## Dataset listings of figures
####################
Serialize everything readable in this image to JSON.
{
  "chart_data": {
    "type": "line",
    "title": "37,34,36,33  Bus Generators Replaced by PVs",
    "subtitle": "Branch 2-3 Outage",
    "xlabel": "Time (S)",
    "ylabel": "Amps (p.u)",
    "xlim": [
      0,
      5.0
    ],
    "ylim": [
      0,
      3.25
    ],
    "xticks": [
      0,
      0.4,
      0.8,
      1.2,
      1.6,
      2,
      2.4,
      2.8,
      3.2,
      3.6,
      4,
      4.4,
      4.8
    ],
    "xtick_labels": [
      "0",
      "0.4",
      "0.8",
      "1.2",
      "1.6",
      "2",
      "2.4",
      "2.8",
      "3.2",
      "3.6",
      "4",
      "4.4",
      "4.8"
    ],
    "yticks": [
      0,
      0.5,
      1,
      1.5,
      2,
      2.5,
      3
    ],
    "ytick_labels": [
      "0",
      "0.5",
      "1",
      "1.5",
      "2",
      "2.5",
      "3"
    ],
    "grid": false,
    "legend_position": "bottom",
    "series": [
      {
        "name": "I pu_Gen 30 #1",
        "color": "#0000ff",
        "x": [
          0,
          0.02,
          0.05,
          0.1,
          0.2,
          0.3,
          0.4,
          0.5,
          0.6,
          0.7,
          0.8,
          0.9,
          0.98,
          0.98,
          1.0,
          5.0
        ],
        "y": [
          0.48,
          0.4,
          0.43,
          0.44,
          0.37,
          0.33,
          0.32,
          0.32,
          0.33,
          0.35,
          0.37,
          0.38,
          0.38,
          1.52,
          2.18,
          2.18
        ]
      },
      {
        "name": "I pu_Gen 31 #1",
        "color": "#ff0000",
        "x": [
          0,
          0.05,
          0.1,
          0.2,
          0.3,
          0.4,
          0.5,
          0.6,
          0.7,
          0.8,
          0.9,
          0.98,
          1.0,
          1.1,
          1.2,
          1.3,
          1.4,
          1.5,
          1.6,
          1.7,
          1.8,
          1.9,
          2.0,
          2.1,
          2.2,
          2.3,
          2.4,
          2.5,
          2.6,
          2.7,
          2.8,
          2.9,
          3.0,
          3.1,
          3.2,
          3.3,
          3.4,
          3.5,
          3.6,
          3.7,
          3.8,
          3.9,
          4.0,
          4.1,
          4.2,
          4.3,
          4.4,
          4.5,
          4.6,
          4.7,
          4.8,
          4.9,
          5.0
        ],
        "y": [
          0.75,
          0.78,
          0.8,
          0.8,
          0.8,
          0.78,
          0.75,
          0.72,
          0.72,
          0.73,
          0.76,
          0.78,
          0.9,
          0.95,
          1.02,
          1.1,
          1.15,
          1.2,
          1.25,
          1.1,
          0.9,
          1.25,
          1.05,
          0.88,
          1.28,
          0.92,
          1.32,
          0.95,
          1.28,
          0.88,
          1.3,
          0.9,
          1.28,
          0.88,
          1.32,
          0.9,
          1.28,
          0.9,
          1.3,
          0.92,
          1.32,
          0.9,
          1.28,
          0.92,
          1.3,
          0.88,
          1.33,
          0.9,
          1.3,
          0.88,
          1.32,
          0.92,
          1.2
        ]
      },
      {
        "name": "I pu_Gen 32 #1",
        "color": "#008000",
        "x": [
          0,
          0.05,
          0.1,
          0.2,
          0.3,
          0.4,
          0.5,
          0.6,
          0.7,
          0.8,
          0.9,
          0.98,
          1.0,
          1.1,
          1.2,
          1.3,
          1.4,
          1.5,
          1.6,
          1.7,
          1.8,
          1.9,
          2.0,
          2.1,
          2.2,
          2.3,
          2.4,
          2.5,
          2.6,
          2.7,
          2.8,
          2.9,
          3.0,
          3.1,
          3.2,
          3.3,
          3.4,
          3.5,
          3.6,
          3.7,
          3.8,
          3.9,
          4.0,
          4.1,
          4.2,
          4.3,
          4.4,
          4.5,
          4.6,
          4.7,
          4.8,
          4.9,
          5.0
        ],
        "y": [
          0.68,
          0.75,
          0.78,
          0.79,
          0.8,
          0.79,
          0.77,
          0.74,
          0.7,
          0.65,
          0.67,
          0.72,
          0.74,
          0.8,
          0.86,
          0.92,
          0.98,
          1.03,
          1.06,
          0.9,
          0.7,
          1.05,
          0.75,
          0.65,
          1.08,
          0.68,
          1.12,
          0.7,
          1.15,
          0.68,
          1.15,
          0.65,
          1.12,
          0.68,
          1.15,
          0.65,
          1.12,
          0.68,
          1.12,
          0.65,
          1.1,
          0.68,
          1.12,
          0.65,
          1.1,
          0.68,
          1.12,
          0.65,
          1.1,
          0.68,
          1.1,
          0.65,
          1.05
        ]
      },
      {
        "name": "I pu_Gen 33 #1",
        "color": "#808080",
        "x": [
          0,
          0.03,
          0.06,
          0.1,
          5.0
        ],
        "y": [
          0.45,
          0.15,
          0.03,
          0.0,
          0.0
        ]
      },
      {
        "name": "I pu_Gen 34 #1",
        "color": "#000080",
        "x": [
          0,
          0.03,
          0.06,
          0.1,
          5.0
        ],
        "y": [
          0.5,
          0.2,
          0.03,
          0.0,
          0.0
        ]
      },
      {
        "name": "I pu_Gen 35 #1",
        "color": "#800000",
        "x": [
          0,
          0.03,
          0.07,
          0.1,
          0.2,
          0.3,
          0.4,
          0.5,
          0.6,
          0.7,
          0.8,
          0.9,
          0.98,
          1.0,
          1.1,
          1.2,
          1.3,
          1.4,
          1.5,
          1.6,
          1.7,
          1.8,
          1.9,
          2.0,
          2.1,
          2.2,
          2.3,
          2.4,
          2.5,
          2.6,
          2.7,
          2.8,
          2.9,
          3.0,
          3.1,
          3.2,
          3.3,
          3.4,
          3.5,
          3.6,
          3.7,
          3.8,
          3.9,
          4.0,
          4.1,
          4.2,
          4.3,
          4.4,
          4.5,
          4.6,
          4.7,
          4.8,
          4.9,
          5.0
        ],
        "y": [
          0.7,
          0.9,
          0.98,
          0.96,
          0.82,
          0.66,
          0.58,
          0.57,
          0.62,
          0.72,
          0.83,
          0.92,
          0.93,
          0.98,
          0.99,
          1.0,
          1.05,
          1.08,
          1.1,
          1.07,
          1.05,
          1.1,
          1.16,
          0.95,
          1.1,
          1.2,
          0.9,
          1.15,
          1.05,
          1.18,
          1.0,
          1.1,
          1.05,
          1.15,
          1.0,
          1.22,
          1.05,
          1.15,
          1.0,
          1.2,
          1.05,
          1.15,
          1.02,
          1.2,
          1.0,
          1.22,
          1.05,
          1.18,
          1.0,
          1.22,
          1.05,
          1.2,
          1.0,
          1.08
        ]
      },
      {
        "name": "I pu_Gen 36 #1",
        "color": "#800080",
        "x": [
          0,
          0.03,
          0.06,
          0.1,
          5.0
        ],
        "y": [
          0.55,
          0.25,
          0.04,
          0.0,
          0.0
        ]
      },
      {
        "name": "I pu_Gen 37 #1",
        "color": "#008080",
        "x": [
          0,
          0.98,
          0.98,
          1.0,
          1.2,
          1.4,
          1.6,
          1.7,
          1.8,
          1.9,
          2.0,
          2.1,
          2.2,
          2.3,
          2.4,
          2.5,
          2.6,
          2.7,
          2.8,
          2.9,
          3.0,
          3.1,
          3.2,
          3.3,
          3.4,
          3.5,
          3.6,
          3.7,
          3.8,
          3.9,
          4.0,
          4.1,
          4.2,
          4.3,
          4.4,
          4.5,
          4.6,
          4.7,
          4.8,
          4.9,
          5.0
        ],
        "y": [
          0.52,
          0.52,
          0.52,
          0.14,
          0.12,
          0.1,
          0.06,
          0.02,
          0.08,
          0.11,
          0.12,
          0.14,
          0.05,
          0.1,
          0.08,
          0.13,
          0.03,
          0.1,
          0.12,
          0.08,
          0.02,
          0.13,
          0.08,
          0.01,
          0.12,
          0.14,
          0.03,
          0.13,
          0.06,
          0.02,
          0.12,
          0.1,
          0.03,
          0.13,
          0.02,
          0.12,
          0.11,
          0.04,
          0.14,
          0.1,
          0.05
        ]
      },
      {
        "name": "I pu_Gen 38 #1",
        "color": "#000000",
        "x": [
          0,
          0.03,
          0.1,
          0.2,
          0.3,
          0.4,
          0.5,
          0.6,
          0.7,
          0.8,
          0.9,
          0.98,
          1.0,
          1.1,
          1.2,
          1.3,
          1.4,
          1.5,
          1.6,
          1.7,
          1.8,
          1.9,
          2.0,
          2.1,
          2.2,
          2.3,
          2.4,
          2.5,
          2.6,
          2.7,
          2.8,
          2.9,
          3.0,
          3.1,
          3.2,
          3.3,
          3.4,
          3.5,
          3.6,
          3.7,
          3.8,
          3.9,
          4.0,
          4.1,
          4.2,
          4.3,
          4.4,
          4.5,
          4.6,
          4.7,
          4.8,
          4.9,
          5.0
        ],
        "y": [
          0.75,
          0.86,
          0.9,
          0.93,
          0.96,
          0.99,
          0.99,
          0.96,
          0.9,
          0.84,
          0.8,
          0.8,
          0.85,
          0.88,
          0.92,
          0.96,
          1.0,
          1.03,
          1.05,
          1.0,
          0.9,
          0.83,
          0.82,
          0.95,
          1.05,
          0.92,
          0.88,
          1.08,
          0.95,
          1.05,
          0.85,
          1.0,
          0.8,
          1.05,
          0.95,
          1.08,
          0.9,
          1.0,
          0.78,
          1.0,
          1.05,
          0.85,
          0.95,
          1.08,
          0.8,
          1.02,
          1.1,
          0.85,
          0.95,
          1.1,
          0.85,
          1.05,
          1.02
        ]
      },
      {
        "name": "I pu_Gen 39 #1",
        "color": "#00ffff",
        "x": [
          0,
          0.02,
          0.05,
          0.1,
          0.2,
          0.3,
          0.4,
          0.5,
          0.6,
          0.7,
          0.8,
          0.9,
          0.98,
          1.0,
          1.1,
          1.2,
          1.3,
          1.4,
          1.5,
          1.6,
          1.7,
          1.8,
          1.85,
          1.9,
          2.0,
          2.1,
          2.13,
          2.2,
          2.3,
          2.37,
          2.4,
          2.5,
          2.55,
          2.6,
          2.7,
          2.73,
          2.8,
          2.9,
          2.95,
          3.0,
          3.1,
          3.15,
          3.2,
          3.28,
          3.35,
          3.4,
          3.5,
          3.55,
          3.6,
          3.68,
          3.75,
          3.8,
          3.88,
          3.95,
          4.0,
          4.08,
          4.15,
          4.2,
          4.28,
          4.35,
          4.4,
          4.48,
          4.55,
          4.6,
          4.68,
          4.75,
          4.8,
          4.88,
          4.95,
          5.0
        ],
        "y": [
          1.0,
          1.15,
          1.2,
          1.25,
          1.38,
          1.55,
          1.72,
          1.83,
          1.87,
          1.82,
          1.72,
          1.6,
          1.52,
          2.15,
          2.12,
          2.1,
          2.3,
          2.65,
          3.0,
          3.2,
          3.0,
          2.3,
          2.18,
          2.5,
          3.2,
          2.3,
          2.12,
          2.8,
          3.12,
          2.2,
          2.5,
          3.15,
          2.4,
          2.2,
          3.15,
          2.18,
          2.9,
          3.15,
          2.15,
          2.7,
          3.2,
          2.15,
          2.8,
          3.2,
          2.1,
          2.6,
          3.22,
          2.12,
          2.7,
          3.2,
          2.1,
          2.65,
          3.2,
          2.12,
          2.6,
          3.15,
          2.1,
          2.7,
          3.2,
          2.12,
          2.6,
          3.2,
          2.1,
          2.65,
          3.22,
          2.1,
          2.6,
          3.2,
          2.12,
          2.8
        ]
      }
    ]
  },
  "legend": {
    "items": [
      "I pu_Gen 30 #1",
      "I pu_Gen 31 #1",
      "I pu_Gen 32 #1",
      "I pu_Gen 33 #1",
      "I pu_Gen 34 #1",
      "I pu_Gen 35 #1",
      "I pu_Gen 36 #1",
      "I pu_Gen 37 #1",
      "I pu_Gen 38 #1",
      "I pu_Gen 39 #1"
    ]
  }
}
####################
## Work to complete
Scan the material line by line and report each one that contains "color".

## Expected answer
        "color": "#0000ff",
        "color": "#ff0000",
        "color": "#008000",
        "color": "#808080",
        "color": "#000080",
        "color": "#800000",
        "color": "#800080",
        "color": "#008080",
        "color": "#000000",
        "color": "#00ffff",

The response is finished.